- What you will do -
Using the data below, gather each line that includes the word "image".

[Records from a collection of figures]
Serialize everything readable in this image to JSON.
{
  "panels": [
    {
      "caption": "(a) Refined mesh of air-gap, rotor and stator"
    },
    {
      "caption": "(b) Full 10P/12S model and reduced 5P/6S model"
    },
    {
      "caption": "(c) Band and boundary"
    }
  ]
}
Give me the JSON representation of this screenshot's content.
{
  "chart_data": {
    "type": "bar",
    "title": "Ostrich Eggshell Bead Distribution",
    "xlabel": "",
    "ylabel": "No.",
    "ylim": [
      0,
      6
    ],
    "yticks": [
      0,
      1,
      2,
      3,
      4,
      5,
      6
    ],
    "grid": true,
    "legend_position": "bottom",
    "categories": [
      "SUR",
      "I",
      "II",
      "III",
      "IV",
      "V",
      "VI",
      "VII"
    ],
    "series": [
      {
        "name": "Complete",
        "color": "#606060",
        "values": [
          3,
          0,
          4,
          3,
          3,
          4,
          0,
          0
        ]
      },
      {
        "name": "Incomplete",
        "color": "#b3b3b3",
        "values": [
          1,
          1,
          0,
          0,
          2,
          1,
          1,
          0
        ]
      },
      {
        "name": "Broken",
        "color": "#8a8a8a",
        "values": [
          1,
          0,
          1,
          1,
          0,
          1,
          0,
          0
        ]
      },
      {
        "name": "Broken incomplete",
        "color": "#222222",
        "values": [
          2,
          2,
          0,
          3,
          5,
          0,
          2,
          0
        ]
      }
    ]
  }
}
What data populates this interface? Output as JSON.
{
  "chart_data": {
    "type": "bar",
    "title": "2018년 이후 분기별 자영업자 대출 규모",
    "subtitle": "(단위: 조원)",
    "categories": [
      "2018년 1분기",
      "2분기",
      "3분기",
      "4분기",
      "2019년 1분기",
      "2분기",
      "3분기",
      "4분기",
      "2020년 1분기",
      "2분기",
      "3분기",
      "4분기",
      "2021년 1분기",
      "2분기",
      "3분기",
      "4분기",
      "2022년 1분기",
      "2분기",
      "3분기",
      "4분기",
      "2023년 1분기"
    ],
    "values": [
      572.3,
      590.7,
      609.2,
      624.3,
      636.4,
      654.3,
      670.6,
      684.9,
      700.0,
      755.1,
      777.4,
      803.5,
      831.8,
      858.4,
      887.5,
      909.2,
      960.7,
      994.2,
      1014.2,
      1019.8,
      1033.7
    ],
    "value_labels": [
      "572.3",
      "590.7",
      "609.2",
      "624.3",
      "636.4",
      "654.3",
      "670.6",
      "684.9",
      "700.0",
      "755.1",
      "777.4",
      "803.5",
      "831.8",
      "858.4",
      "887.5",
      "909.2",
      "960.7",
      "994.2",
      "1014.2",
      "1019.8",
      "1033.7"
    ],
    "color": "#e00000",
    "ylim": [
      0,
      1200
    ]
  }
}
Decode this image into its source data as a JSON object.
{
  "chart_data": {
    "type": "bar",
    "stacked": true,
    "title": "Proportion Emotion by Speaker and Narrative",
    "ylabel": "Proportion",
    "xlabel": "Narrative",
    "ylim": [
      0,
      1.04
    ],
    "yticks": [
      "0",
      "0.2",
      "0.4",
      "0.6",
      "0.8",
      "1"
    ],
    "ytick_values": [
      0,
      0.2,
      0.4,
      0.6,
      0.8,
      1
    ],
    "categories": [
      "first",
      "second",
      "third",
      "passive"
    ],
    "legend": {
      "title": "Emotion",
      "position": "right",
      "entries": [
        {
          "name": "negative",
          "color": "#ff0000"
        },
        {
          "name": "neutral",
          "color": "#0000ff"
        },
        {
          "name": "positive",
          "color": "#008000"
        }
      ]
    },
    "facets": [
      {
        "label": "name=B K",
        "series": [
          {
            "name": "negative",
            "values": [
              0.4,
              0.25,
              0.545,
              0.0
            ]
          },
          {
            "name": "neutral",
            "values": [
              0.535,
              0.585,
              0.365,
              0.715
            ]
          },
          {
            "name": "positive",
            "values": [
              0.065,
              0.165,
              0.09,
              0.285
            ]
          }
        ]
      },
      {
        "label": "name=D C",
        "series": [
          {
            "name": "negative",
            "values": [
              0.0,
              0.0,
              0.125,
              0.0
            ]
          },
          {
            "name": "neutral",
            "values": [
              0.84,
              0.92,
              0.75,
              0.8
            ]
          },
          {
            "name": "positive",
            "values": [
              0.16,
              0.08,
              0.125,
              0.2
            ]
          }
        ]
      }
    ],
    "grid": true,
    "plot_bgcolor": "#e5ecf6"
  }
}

- Finished answer -
Serialize everything readable in this image to JSON.
Decode this image into its source data as a JSON object.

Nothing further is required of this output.